[Do this] In the entries below, find the lines with the word "mixed" and copy them.

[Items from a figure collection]
* Start *

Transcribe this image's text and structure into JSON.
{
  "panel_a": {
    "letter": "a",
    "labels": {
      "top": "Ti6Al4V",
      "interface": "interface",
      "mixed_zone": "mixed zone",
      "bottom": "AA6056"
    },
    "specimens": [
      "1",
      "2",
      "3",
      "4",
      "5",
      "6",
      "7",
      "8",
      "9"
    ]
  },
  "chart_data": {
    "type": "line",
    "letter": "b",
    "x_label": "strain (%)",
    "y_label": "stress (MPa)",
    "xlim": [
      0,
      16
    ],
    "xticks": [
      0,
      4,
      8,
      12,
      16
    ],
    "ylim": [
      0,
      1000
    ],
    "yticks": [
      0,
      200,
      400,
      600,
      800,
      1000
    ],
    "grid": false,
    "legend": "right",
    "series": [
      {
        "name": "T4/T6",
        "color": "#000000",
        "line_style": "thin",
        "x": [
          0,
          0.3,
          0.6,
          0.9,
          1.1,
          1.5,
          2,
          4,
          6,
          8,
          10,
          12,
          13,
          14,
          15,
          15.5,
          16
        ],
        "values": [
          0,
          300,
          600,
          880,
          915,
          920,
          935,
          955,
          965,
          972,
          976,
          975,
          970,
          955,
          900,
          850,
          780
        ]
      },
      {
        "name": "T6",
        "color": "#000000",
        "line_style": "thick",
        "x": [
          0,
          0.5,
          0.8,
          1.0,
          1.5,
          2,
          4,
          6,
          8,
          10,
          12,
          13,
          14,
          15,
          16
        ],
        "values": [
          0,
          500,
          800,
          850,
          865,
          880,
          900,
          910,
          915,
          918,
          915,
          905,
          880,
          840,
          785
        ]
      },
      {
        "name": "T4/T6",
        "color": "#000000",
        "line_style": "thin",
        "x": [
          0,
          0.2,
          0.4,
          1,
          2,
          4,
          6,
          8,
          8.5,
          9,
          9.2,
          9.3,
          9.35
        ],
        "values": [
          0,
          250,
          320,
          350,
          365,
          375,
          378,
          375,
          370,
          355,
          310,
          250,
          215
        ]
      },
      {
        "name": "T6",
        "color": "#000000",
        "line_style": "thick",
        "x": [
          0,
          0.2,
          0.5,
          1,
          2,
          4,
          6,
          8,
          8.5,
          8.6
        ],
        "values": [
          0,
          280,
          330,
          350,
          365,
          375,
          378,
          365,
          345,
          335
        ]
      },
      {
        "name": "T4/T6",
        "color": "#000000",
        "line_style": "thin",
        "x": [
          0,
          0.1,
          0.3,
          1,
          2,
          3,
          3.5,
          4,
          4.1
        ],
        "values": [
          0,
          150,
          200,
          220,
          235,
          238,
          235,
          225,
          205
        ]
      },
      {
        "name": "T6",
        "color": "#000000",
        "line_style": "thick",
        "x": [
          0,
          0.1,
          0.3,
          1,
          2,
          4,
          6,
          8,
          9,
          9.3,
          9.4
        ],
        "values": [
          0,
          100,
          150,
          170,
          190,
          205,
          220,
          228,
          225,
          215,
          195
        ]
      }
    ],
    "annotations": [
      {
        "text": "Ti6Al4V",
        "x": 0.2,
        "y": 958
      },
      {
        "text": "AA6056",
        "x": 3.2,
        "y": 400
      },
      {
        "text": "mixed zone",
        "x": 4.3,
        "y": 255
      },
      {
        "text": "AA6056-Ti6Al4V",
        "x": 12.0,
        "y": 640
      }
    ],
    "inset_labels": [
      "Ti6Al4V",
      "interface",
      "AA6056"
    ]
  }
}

* End *

[Task answer]
      "mixed_zone": "mixed zone",
        "text": "mixed zone",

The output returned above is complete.